Copy the listing verbatim, excluding any images found in it.

■ ■ ■ ■

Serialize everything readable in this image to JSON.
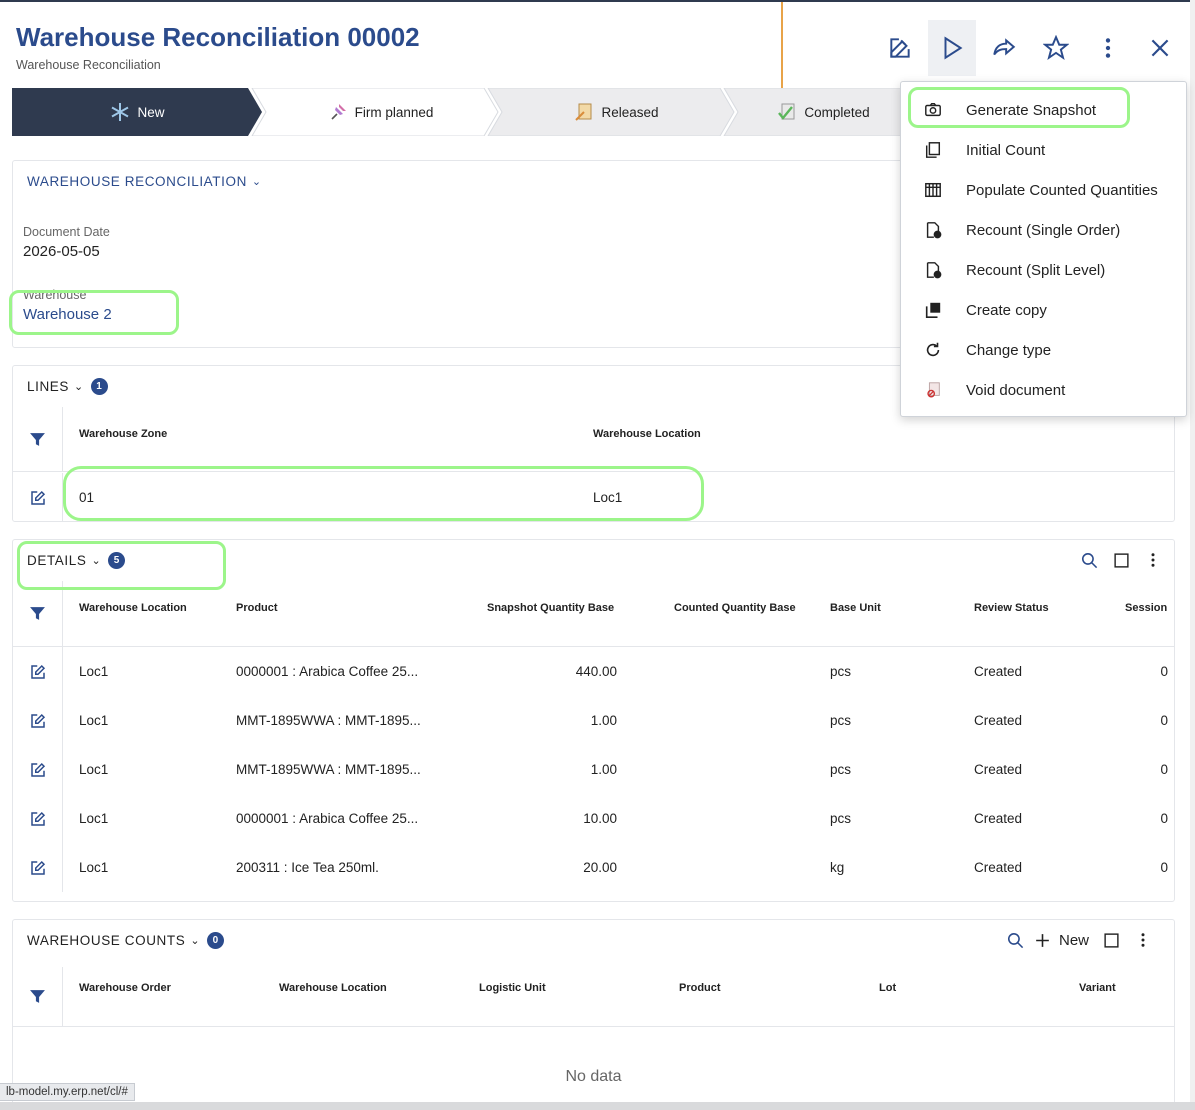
{
  "header": {
    "title": "Warehouse Reconciliation 00002",
    "subtitle": "Warehouse Reconciliation"
  },
  "toolbar": {
    "buttons": [
      "edit-icon",
      "play-icon",
      "share-icon",
      "star-icon",
      "more-vertical-icon",
      "close-icon"
    ]
  },
  "stepper": {
    "steps": [
      {
        "label": "New",
        "active": true
      },
      {
        "label": "Firm planned",
        "active": false
      },
      {
        "label": "Released",
        "active": false
      },
      {
        "label": "Completed",
        "active": false
      }
    ]
  },
  "general": {
    "section_title": "WAREHOUSE RECONCILIATION",
    "document_date_label": "Document Date",
    "document_date": "2026-05-05",
    "warehouse_label": "Warehouse",
    "warehouse": "Warehouse 2"
  },
  "lines": {
    "title": "LINES",
    "count": "1",
    "columns": [
      "Warehouse Zone",
      "Warehouse Location"
    ],
    "rows": [
      {
        "zone": "01",
        "location": "Loc1"
      }
    ]
  },
  "details": {
    "title": "DETAILS",
    "count": "5",
    "columns": {
      "location": "Warehouse Location",
      "product": "Product",
      "snapshot": "Snapshot Quantity Base",
      "counted": "Counted Quantity Base",
      "unit": "Base Unit",
      "status": "Review Status",
      "session": "Session"
    },
    "rows": [
      {
        "location": "Loc1",
        "product": "0000001 : Arabica Coffee 25...",
        "snapshot": "440.00",
        "counted": "",
        "unit": "pcs",
        "status": "Created",
        "session": "0"
      },
      {
        "location": "Loc1",
        "product": "MMT-1895WWA : MMT-1895...",
        "snapshot": "1.00",
        "counted": "",
        "unit": "pcs",
        "status": "Created",
        "session": "0"
      },
      {
        "location": "Loc1",
        "product": "MMT-1895WWA : MMT-1895...",
        "snapshot": "1.00",
        "counted": "",
        "unit": "pcs",
        "status": "Created",
        "session": "0"
      },
      {
        "location": "Loc1",
        "product": "0000001 : Arabica Coffee 25...",
        "snapshot": "10.00",
        "counted": "",
        "unit": "pcs",
        "status": "Created",
        "session": "0"
      },
      {
        "location": "Loc1",
        "product": "200311 : Ice Tea 250ml.",
        "snapshot": "20.00",
        "counted": "",
        "unit": "kg",
        "status": "Created",
        "session": "0"
      }
    ]
  },
  "counts": {
    "title": "WAREHOUSE COUNTS",
    "count": "0",
    "new_label": "New",
    "columns": {
      "order": "Warehouse Order",
      "location": "Warehouse Location",
      "logistic_unit": "Logistic Unit",
      "product": "Product",
      "lot": "Lot",
      "variant": "Variant"
    },
    "empty_text": "No data"
  },
  "menu": {
    "items": [
      {
        "label": "Generate Snapshot",
        "icon": "camera-icon"
      },
      {
        "label": "Initial Count",
        "icon": "copy-pages-icon"
      },
      {
        "label": "Populate Counted Quantities",
        "icon": "table-grid-icon"
      },
      {
        "label": "Recount (Single Order)",
        "icon": "document-check-icon"
      },
      {
        "label": "Recount (Split Level)",
        "icon": "document-check-icon"
      },
      {
        "label": "Create copy",
        "icon": "duplicate-icon"
      },
      {
        "label": "Change type",
        "icon": "refresh-icon"
      },
      {
        "label": "Void document",
        "icon": "void-document-icon"
      }
    ]
  },
  "status_bar": {
    "url": "lb-model.my.erp.net/cl/#"
  },
  "colors": {
    "primary": "#2b4b8c",
    "active_step": "#2f3a4f",
    "highlight": "#9cf58a"
  }
}
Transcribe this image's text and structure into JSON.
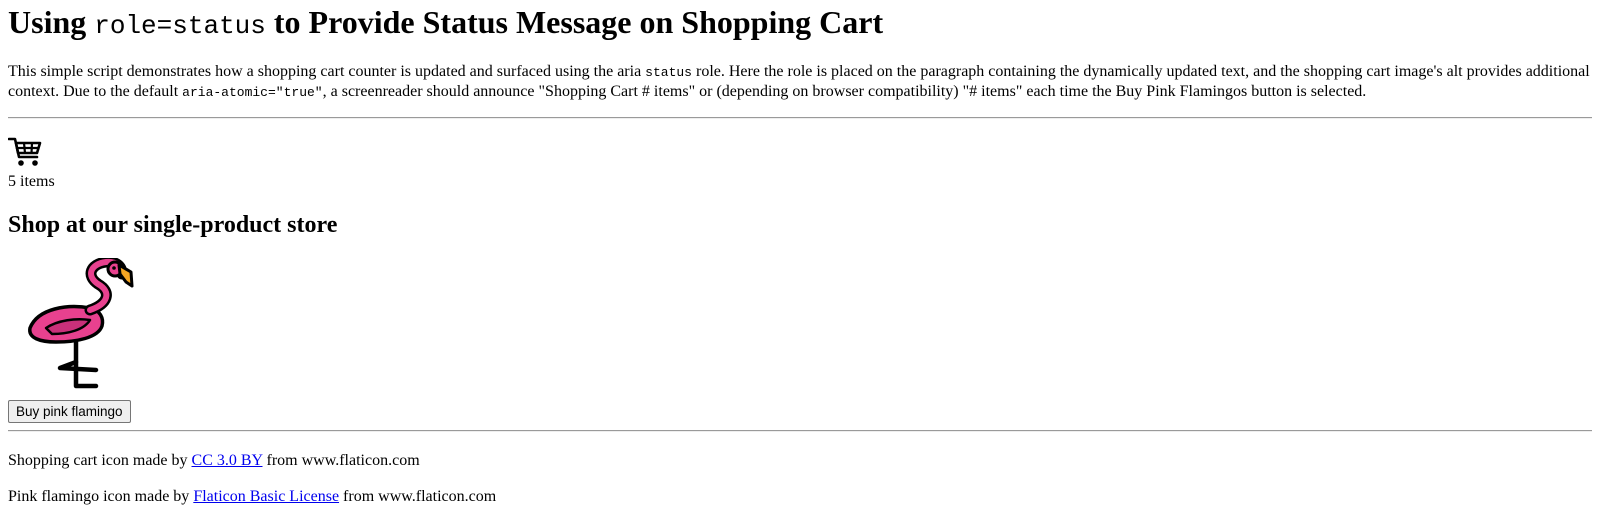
{
  "header": {
    "title_prefix": "Using ",
    "title_code": "role=status",
    "title_suffix": " to Provide Status Message on Shopping Cart"
  },
  "intro": {
    "part1": "This simple script demonstrates how a shopping cart counter is updated and surfaced using the aria ",
    "code1": "status",
    "part2": " role. Here the role is placed on the paragraph containing the dynamically updated text, and the shopping cart image's alt provides additional context. Due to the default ",
    "code2": "aria-atomic=\"true\"",
    "part3": ", a screenreader should announce \"Shopping Cart # items\" or (depending on browser compatibility) \"# items\" each time the Buy Pink Flamingos button is selected."
  },
  "cart": {
    "icon": "shopping-cart-icon",
    "count_text": "5 items"
  },
  "store": {
    "heading": "Shop at our single-product store",
    "product_icon": "pink-flamingo-icon",
    "buy_button_label": "Buy pink flamingo"
  },
  "credits": [
    {
      "prefix": "Shopping cart icon made by ",
      "link_text": "CC 3.0 BY",
      "suffix": " from www.flaticon.com"
    },
    {
      "prefix": "Pink flamingo icon made by ",
      "link_text": "Flaticon Basic License",
      "suffix": " from www.flaticon.com"
    }
  ],
  "colors": {
    "link": "#0000ee",
    "flamingo_pink": "#e8418f",
    "flamingo_beak": "#f5a623"
  }
}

■ ■ ■ ■

→ **Response**
Serialize everything readable in this image to JSON.
{
  "header": {
    "title": "Warehouse Reconciliation 00002",
    "subtitle": "Warehouse Reconciliation"
  },
  "toolbar": {
    "buttons": [
      "edit-icon",
      "play-icon",
      "share-icon",
      "star-icon",
      "more-vertical-icon",
      "close-icon"
    ]
  },
  "stepper": {
    "steps": [
      {
        "label": "New",
        "active": true
      },
      {
        "label": "Firm planned",
        "active": false
      },
      {
        "label": "Released",
        "active": false
      },
      {
        "label": "Completed",
        "active": false
      }
    ]
  },
  "general": {
    "section_title": "WAREHOUSE RECONCILIATION",
    "document_date_label": "Document Date",
    "document_date": "2026-05-05",
    "warehouse_label": "Warehouse",
    "warehouse": "Warehouse 2"
  },
  "lines": {
    "title": "LINES",
    "count": "1",
    "columns": [
      "Warehouse Zone",
      "Warehouse Location"
    ],
    "rows": [
      {
        "zone": "01",
        "location": "Loc1"
      }
    ]
  },
  "details": {
    "title": "DETAILS",
    "count": "5",
    "columns": {
      "location": "Warehouse Location",
      "product": "Product",
      "snapshot": "Snapshot Quantity Base",
      "counted": "Counted Quantity Base",
      "unit": "Base Unit",
      "status": "Review Status",
      "session": "Session"
    },
    "rows": [
      {
        "location": "Loc1",
        "product": "0000001 : Arabica Coffee 25...",
        "snapshot": "440.00",
        "counted": "",
        "unit": "pcs",
        "status": "Created",
        "session": "0"
      },
      {
        "location": "Loc1",
        "product": "MMT-1895WWA : MMT-1895...",
        "snapshot": "1.00",
        "counted": "",
        "unit": "pcs",
        "status": "Created",
        "session": "0"
      },
      {
        "location": "Loc1",
        "product": "MMT-1895WWA : MMT-1895...",
        "snapshot": "1.00",
        "counted": "",
        "unit": "pcs",
        "status": "Created",
        "session": "0"
      },
      {
        "location": "Loc1",
        "product": "0000001 : Arabica Coffee 25...",
        "snapshot": "10.00",
        "counted": "",
        "unit": "pcs",
        "status": "Created",
        "session": "0"
      },
      {
        "location": "Loc1",
        "product": "200311 : Ice Tea 250ml.",
        "snapshot": "20.00",
        "counted": "",
        "unit": "kg",
        "status": "Created",
        "session": "0"
      }
    ]
  },
  "counts": {
    "title": "WAREHOUSE COUNTS",
    "count": "0",
    "new_label": "New",
    "columns": {
      "order": "Warehouse Order",
      "location": "Warehouse Location",
      "logistic_unit": "Logistic Unit",
      "product": "Product",
      "lot": "Lot",
      "variant": "Variant"
    },
    "empty_text": "No data"
  },
  "menu": {
    "items": [
      {
        "label": "Generate Snapshot",
        "icon": "camera-icon"
      },
      {
        "label": "Initial Count",
        "icon": "copy-pages-icon"
      },
      {
        "label": "Populate Counted Quantities",
        "icon": "table-grid-icon"
      },
      {
        "label": "Recount (Single Order)",
        "icon": "document-check-icon"
      },
      {
        "label": "Recount (Split Level)",
        "icon": "document-check-icon"
      },
      {
        "label": "Create copy",
        "icon": "duplicate-icon"
      },
      {
        "label": "Change type",
        "icon": "refresh-icon"
      },
      {
        "label": "Void document",
        "icon": "void-document-icon"
      }
    ]
  },
  "status_bar": {
    "url": "lb-model.my.erp.net/cl/#"
  },
  "colors": {
    "primary": "#2b4b8c",
    "active_step": "#2f3a4f",
    "highlight": "#9cf58a"
  }
}
Transcribe this image's text and structure into JSON.
{
  "header": {
    "title_prefix": "Using ",
    "title_code": "role=status",
    "title_suffix": " to Provide Status Message on Shopping Cart"
  },
  "intro": {
    "part1": "This simple script demonstrates how a shopping cart counter is updated and surfaced using the aria ",
    "code1": "status",
    "part2": " role. Here the role is placed on the paragraph containing the dynamically updated text, and the shopping cart image's alt provides additional context. Due to the default ",
    "code2": "aria-atomic=\"true\"",
    "part3": ", a screenreader should announce \"Shopping Cart # items\" or (depending on browser compatibility) \"# items\" each time the Buy Pink Flamingos button is selected."
  },
  "cart": {
    "icon": "shopping-cart-icon",
    "count_text": "5 items"
  },
  "store": {
    "heading": "Shop at our single-product store",
    "product_icon": "pink-flamingo-icon",
    "buy_button_label": "Buy pink flamingo"
  },
  "credits": [
    {
      "prefix": "Shopping cart icon made by ",
      "link_text": "CC 3.0 BY",
      "suffix": " from www.flaticon.com"
    },
    {
      "prefix": "Pink flamingo icon made by ",
      "link_text": "Flaticon Basic License",
      "suffix": " from www.flaticon.com"
    }
  ],
  "colors": {
    "link": "#0000ee",
    "flamingo_pink": "#e8418f",
    "flamingo_beak": "#f5a623"
  }
}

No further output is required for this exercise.